Rows from a figure dataset

— Begin —

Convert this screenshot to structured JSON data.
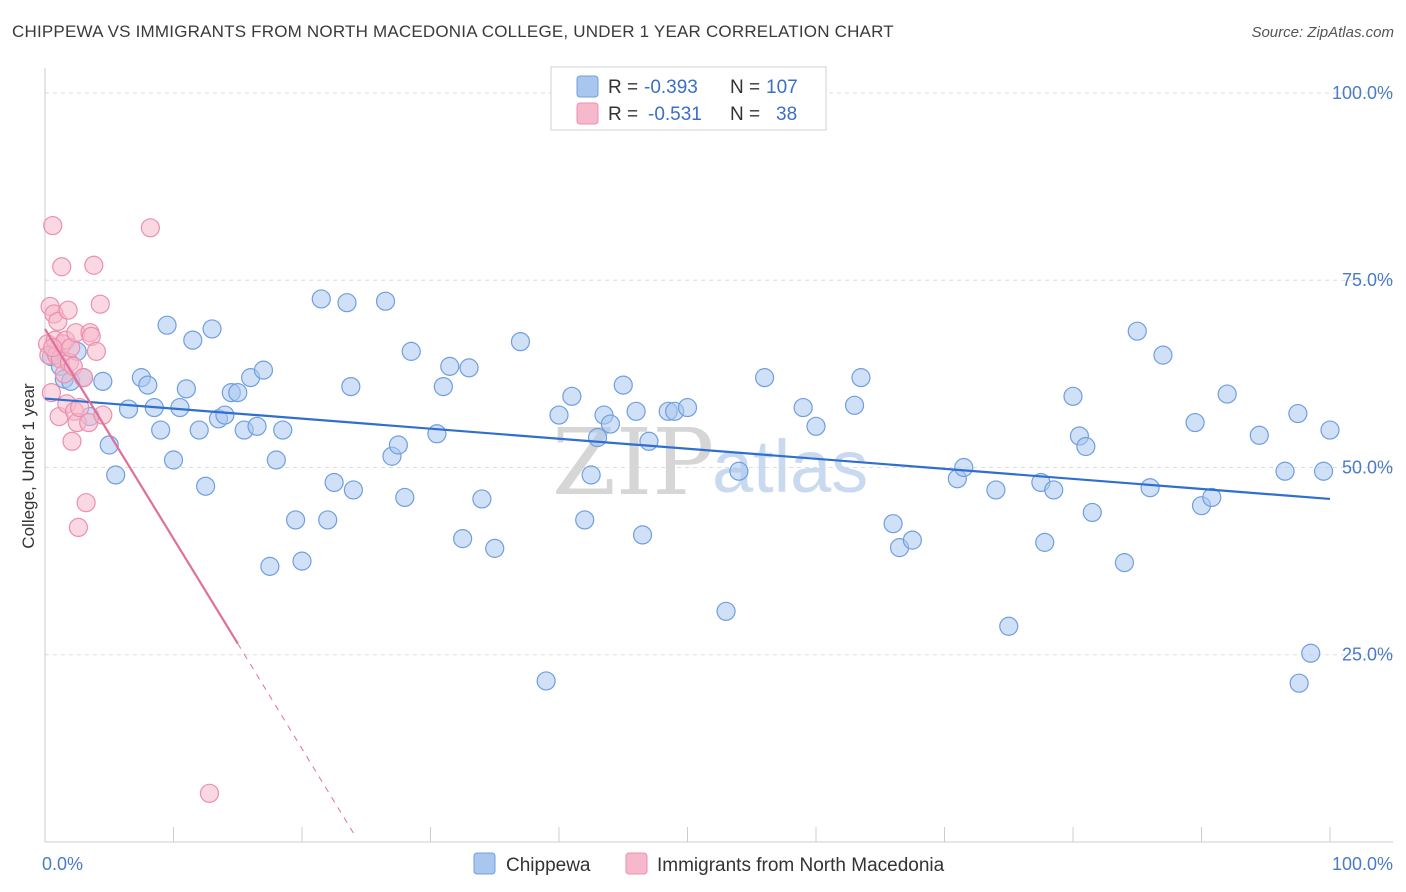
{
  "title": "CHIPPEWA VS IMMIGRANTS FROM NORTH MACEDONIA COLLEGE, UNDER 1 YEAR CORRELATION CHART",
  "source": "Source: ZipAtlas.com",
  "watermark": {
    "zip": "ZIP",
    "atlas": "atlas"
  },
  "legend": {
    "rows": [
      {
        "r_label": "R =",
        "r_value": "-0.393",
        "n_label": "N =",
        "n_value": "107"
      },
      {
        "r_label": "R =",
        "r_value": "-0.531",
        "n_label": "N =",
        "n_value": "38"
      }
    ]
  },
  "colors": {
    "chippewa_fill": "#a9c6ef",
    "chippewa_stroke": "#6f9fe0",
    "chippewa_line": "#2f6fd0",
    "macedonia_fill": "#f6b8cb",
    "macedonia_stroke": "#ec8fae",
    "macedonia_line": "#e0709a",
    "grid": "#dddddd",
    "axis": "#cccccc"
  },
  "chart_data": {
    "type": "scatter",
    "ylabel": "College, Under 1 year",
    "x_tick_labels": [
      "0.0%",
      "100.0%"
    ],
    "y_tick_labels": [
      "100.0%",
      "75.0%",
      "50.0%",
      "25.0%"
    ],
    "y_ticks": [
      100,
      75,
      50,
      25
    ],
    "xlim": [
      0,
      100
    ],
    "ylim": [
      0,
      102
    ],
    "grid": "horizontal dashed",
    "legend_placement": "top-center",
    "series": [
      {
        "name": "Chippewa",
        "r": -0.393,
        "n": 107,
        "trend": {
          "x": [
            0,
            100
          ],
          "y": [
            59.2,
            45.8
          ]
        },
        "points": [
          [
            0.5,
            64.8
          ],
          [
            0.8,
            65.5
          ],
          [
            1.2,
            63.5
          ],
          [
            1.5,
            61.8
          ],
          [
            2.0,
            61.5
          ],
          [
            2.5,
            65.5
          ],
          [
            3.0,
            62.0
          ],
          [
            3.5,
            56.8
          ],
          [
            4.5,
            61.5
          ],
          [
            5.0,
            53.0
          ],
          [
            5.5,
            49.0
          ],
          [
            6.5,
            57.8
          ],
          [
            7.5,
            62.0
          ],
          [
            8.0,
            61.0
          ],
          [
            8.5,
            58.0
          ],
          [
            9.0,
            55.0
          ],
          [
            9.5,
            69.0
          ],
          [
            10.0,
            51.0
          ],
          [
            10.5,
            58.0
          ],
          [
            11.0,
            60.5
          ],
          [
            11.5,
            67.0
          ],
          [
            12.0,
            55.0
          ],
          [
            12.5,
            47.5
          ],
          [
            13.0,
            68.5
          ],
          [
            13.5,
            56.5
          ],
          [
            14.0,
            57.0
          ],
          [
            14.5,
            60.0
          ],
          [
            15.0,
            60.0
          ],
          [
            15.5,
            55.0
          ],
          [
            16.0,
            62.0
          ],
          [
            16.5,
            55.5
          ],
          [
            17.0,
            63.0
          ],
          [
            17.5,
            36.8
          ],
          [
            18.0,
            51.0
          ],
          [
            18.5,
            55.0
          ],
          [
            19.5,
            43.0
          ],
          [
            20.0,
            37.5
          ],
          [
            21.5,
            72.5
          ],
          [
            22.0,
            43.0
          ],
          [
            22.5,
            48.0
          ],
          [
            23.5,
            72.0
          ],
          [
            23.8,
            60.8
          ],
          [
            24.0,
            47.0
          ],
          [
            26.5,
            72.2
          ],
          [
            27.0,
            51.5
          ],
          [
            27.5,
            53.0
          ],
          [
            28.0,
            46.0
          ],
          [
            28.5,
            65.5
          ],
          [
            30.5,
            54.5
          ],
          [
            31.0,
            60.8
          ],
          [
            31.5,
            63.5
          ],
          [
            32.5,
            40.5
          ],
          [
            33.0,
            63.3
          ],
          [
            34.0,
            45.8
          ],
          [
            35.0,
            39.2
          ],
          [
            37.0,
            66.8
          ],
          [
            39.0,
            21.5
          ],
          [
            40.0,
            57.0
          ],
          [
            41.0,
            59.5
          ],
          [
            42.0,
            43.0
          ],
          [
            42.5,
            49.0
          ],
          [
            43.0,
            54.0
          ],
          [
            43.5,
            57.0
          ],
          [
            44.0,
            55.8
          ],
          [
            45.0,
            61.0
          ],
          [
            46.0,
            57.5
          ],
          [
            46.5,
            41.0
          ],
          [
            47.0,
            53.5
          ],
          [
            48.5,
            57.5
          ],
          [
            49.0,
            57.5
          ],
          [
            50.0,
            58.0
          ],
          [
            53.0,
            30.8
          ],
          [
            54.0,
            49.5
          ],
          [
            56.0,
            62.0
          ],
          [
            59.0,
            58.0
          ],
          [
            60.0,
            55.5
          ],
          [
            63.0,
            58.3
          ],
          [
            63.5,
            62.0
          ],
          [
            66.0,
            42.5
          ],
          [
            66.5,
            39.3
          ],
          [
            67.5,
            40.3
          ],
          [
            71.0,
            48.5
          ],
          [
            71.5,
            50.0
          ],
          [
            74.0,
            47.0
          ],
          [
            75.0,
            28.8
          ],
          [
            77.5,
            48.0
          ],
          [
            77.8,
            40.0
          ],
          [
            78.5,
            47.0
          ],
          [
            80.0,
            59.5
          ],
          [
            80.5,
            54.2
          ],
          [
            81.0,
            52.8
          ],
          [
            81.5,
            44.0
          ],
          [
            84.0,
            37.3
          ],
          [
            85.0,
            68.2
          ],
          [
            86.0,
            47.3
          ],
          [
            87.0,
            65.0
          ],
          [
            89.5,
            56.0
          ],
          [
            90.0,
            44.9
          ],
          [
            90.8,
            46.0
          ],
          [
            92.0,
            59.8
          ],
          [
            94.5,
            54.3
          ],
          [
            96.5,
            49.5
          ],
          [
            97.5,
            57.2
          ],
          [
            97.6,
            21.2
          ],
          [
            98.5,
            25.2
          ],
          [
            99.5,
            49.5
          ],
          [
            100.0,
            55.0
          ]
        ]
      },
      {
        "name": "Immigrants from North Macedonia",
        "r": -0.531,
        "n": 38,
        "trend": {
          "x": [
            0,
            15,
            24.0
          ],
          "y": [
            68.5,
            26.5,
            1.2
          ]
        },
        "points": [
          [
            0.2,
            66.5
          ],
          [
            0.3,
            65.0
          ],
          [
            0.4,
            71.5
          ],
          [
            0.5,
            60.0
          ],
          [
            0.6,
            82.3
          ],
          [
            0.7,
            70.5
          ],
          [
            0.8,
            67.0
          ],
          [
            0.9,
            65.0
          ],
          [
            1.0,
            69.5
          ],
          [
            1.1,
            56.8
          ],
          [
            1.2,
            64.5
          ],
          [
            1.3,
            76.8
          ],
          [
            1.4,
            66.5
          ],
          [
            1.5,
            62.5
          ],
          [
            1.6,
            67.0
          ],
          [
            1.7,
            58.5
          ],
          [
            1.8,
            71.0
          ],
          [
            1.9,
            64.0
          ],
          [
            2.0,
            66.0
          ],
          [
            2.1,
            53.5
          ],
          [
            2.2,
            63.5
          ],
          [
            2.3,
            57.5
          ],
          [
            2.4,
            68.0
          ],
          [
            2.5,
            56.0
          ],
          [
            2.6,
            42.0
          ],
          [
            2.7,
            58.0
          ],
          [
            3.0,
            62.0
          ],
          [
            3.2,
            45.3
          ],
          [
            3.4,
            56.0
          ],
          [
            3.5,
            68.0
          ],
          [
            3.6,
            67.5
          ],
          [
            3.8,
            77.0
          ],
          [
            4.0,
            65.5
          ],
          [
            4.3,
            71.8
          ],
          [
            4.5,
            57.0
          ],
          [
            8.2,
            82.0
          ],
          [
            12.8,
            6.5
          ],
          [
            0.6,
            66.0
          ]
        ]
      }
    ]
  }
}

— End —

DIRECTION. State how many lines of the data include the word "name", with nothing else.

FINISHED EXERCISE. 2